**Aim**
Rewrite every entry below, changing "pixel-space" to "pixel" and keeping everything else the same. Please leave the pictures out of your answer.

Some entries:
··········

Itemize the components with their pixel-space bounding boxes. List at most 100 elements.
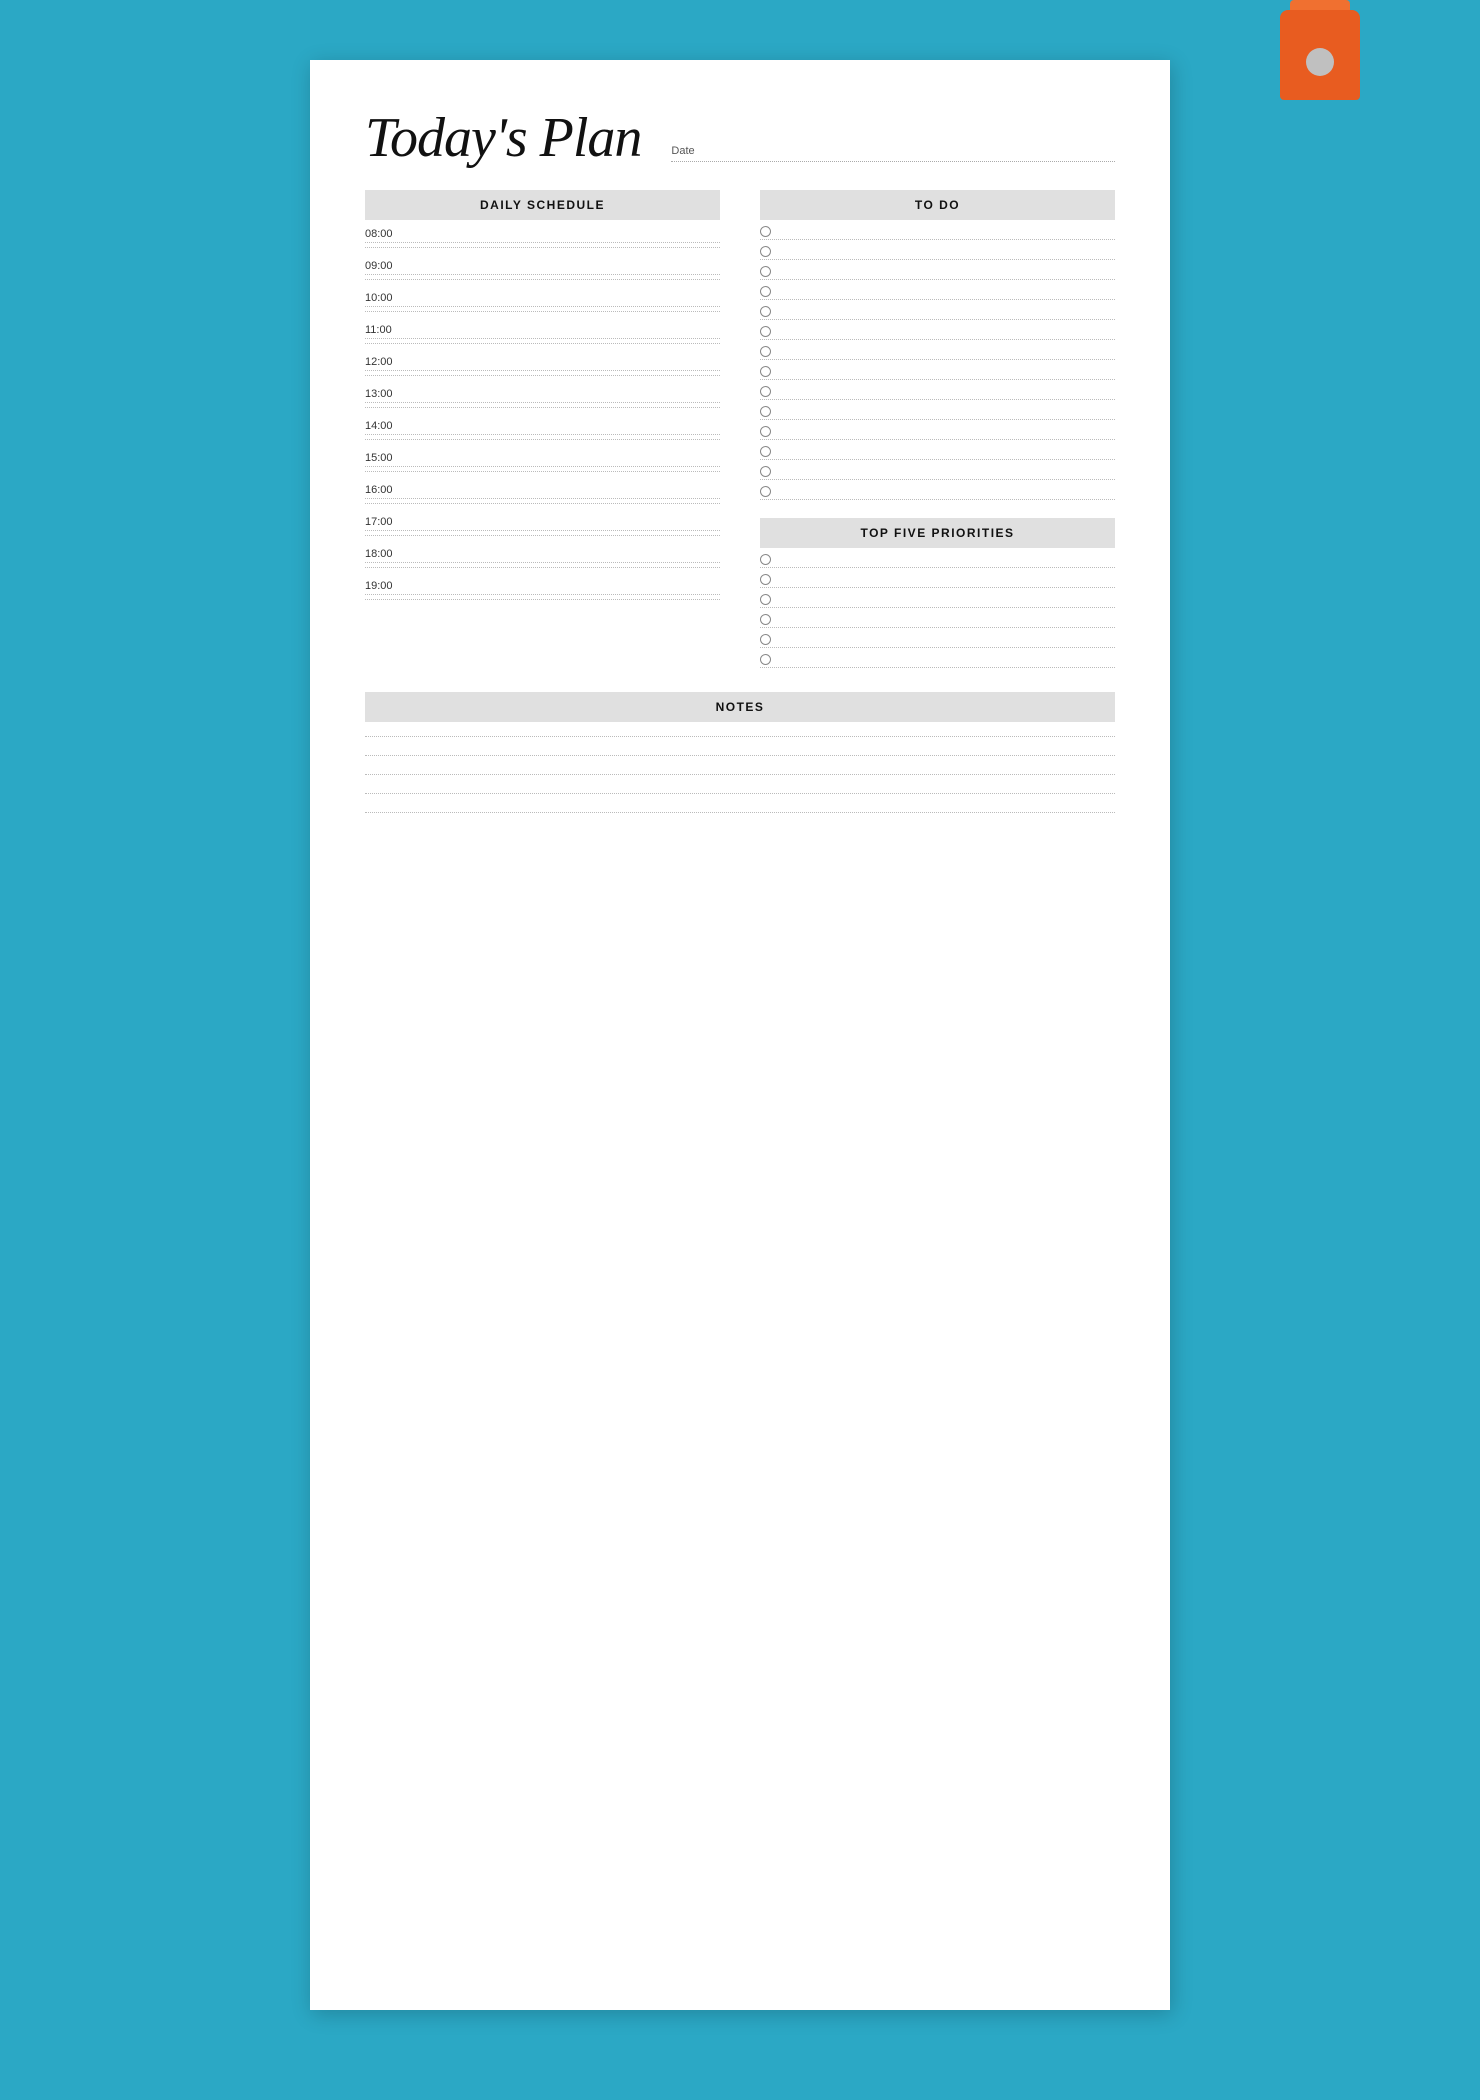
schedule-line: [365, 503, 720, 504]
todo-item: [760, 340, 1115, 360]
time-1600: 16:00: [365, 476, 720, 498]
schedule-column: DAILY SCHEDULE 08:00 09:00 10:00: [365, 190, 730, 668]
todo-checkbox[interactable]: [760, 286, 771, 297]
schedule-line: [365, 375, 720, 376]
time-1200: 12:00: [365, 348, 720, 370]
todo-checkbox[interactable]: [760, 346, 771, 357]
todo-item: [760, 260, 1115, 280]
todo-checkbox[interactable]: [760, 406, 771, 417]
priority-checkbox[interactable]: [760, 654, 771, 665]
schedule-line: [365, 311, 720, 312]
todo-checkbox[interactable]: [760, 426, 771, 437]
todo-checkbox[interactable]: [760, 446, 771, 457]
todo-item: [760, 380, 1115, 400]
date-field: Date: [671, 145, 1115, 166]
schedule-line: [365, 439, 720, 440]
notes-section: NOTES: [365, 692, 1115, 813]
todo-checkbox[interactable]: [760, 226, 771, 237]
schedule-line: [365, 530, 720, 531]
schedule-line: [365, 343, 720, 344]
priority-checkbox[interactable]: [760, 614, 771, 625]
todo-checkbox[interactable]: [760, 486, 771, 497]
time-1300: 13:00: [365, 380, 720, 402]
todo-item: [760, 480, 1115, 500]
todo-item: [760, 420, 1115, 440]
notes-line: [365, 774, 1115, 775]
priority-item: [760, 628, 1115, 648]
schedule-line: [365, 407, 720, 408]
priority-checkbox[interactable]: [760, 554, 771, 565]
priorities-section: TOP FIVE PRIORITIES: [760, 518, 1115, 668]
schedule-line: [365, 274, 720, 275]
todo-checkbox[interactable]: [760, 466, 771, 477]
main-content: DAILY SCHEDULE 08:00 09:00 10:00: [365, 190, 1115, 668]
todo-item: [760, 360, 1115, 380]
priority-item: [760, 588, 1115, 608]
priority-item: [760, 548, 1115, 568]
page-header: Today's Plan Date: [365, 110, 1115, 166]
todo-checkbox[interactable]: [760, 266, 771, 277]
todo-priorities-column: TO DO TOP FIVE PRIORITIES: [750, 190, 1115, 668]
schedule-section: 08:00 09:00 10:00 11: [365, 220, 720, 604]
date-label: Date: [671, 145, 1115, 157]
notes-line: [365, 793, 1115, 794]
notes-header: NOTES: [365, 692, 1115, 722]
schedule-line: [365, 434, 720, 435]
time-1700: 17:00: [365, 508, 720, 530]
time-1900: 19:00: [365, 572, 720, 594]
schedule-row-1000: 10:00: [365, 284, 720, 316]
schedule-line: [365, 306, 720, 307]
priorities-list: [760, 548, 1115, 668]
schedule-line: [365, 370, 720, 371]
todo-checkbox[interactable]: [760, 326, 771, 337]
schedule-line: [365, 562, 720, 563]
time-1400: 14:00: [365, 412, 720, 434]
notes-line: [365, 736, 1115, 737]
date-line: [671, 161, 1115, 162]
schedule-row-1200: 12:00: [365, 348, 720, 380]
schedule-line: [365, 471, 720, 472]
notes-lines: [365, 736, 1115, 813]
paper: Today's Plan Date DAILY SCHEDULE 08:00 0…: [310, 60, 1170, 2010]
schedule-row-1400: 14:00: [365, 412, 720, 444]
todo-checkbox[interactable]: [760, 366, 771, 377]
todo-checkbox[interactable]: [760, 306, 771, 317]
todo-checkbox[interactable]: [760, 246, 771, 257]
todo-checkbox[interactable]: [760, 386, 771, 397]
todo-section: [760, 220, 1115, 500]
todo-item: [760, 300, 1115, 320]
schedule-row-1300: 13:00: [365, 380, 720, 412]
schedule-line: [365, 567, 720, 568]
schedule-row-1700: 17:00: [365, 508, 720, 540]
schedule-line: [365, 279, 720, 280]
schedule-line: [365, 498, 720, 499]
priority-checkbox[interactable]: [760, 594, 771, 605]
priorities-header: TOP FIVE PRIORITIES: [760, 518, 1115, 548]
priority-checkbox[interactable]: [760, 634, 771, 645]
time-1500: 15:00: [365, 444, 720, 466]
schedule-line: [365, 466, 720, 467]
time-0900: 09:00: [365, 252, 720, 274]
schedule-row-1600: 16:00: [365, 476, 720, 508]
page-title: Today's Plan: [365, 110, 641, 166]
notes-line: [365, 755, 1115, 756]
priority-checkbox[interactable]: [760, 574, 771, 585]
todo-item: [760, 440, 1115, 460]
todo-item: [760, 400, 1115, 420]
schedule-line: [365, 247, 720, 248]
schedule-row-0900: 09:00: [365, 252, 720, 284]
sharpener-decoration: [1280, 0, 1360, 130]
schedule-header: DAILY SCHEDULE: [365, 190, 720, 220]
schedule-line: [365, 535, 720, 536]
todo-item: [760, 460, 1115, 480]
todo-item: [760, 220, 1115, 240]
schedule-row-1100: 11:00: [365, 316, 720, 348]
time-1100: 11:00: [365, 316, 720, 338]
todo-item: [760, 240, 1115, 260]
schedule-row-1500: 15:00: [365, 444, 720, 476]
schedule-row-1900: 19:00: [365, 572, 720, 604]
priority-item: [760, 648, 1115, 668]
schedule-line: [365, 242, 720, 243]
schedule-row-1800: 18:00: [365, 540, 720, 572]
time-0800: 08:00: [365, 220, 720, 242]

··········

**Final result**
Itemize the components with their pixel bounding boxes. List at most 100 elements.
schedule-line: [365, 503, 720, 504]
todo-item: [760, 340, 1115, 360]
time-1600: 16:00: [365, 476, 720, 498]
schedule-column: DAILY SCHEDULE 08:00 09:00 10:00: [365, 190, 730, 668]
todo-checkbox[interactable]: [760, 286, 771, 297]
schedule-line: [365, 375, 720, 376]
time-1200: 12:00: [365, 348, 720, 370]
todo-checkbox[interactable]: [760, 346, 771, 357]
todo-item: [760, 260, 1115, 280]
todo-checkbox[interactable]: [760, 406, 771, 417]
priority-checkbox[interactable]: [760, 654, 771, 665]
schedule-line: [365, 311, 720, 312]
todo-checkbox[interactable]: [760, 426, 771, 437]
todo-checkbox[interactable]: [760, 446, 771, 457]
todo-item: [760, 380, 1115, 400]
date-field: Date: [671, 145, 1115, 166]
schedule-line: [365, 439, 720, 440]
notes-section: NOTES: [365, 692, 1115, 813]
todo-checkbox[interactable]: [760, 226, 771, 237]
schedule-line: [365, 530, 720, 531]
schedule-line: [365, 343, 720, 344]
priority-checkbox[interactable]: [760, 614, 771, 625]
todo-checkbox[interactable]: [760, 486, 771, 497]
time-1300: 13:00: [365, 380, 720, 402]
todo-item: [760, 480, 1115, 500]
todo-item: [760, 420, 1115, 440]
notes-line: [365, 774, 1115, 775]
priority-item: [760, 628, 1115, 648]
schedule-line: [365, 407, 720, 408]
priority-checkbox[interactable]: [760, 554, 771, 565]
priorities-section: TOP FIVE PRIORITIES: [760, 518, 1115, 668]
schedule-line: [365, 274, 720, 275]
todo-checkbox[interactable]: [760, 466, 771, 477]
main-content: DAILY SCHEDULE 08:00 09:00 10:00: [365, 190, 1115, 668]
todo-item: [760, 360, 1115, 380]
priority-item: [760, 588, 1115, 608]
priority-item: [760, 548, 1115, 568]
page-header: Today's Plan Date: [365, 110, 1115, 166]
todo-checkbox[interactable]: [760, 266, 771, 277]
todo-priorities-column: TO DO TOP FIVE PRIORITIES: [750, 190, 1115, 668]
schedule-section: 08:00 09:00 10:00 11: [365, 220, 720, 604]
date-label: Date: [671, 145, 1115, 157]
notes-line: [365, 793, 1115, 794]
notes-header: NOTES: [365, 692, 1115, 722]
schedule-line: [365, 434, 720, 435]
time-1700: 17:00: [365, 508, 720, 530]
time-1900: 19:00: [365, 572, 720, 594]
schedule-row-1000: 10:00: [365, 284, 720, 316]
schedule-line: [365, 306, 720, 307]
priorities-list: [760, 548, 1115, 668]
schedule-line: [365, 370, 720, 371]
todo-checkbox[interactable]: [760, 326, 771, 337]
schedule-line: [365, 562, 720, 563]
time-1400: 14:00: [365, 412, 720, 434]
notes-line: [365, 736, 1115, 737]
date-line: [671, 161, 1115, 162]
schedule-row-1200: 12:00: [365, 348, 720, 380]
schedule-line: [365, 471, 720, 472]
notes-lines: [365, 736, 1115, 813]
paper: Today's Plan Date DAILY SCHEDULE 08:00 0…: [310, 60, 1170, 2010]
schedule-row-1400: 14:00: [365, 412, 720, 444]
todo-checkbox[interactable]: [760, 366, 771, 377]
todo-checkbox[interactable]: [760, 306, 771, 317]
todo-checkbox[interactable]: [760, 246, 771, 257]
todo-checkbox[interactable]: [760, 386, 771, 397]
todo-section: [760, 220, 1115, 500]
todo-item: [760, 300, 1115, 320]
schedule-row-1300: 13:00: [365, 380, 720, 412]
schedule-line: [365, 567, 720, 568]
schedule-row-1700: 17:00: [365, 508, 720, 540]
schedule-line: [365, 279, 720, 280]
schedule-line: [365, 498, 720, 499]
priority-checkbox[interactable]: [760, 594, 771, 605]
priorities-header: TOP FIVE PRIORITIES: [760, 518, 1115, 548]
priority-checkbox[interactable]: [760, 634, 771, 645]
time-1500: 15:00: [365, 444, 720, 466]
schedule-line: [365, 466, 720, 467]
time-0900: 09:00: [365, 252, 720, 274]
schedule-row-1600: 16:00: [365, 476, 720, 508]
page-title: Today's Plan: [365, 110, 641, 166]
notes-line: [365, 755, 1115, 756]
priority-checkbox[interactable]: [760, 574, 771, 585]
todo-item: [760, 440, 1115, 460]
todo-item: [760, 400, 1115, 420]
schedule-line: [365, 247, 720, 248]
schedule-row-0900: 09:00: [365, 252, 720, 284]
sharpener-decoration: [1280, 0, 1360, 130]
schedule-header: DAILY SCHEDULE: [365, 190, 720, 220]
schedule-line: [365, 535, 720, 536]
todo-item: [760, 460, 1115, 480]
todo-item: [760, 220, 1115, 240]
schedule-row-1100: 11:00: [365, 316, 720, 348]
time-1100: 11:00: [365, 316, 720, 338]
todo-item: [760, 240, 1115, 260]
schedule-row-1500: 15:00: [365, 444, 720, 476]
schedule-row-1900: 19:00: [365, 572, 720, 604]
priority-item: [760, 648, 1115, 668]
schedule-line: [365, 242, 720, 243]
schedule-row-1800: 18:00: [365, 540, 720, 572]
time-0800: 08:00: [365, 220, 720, 242]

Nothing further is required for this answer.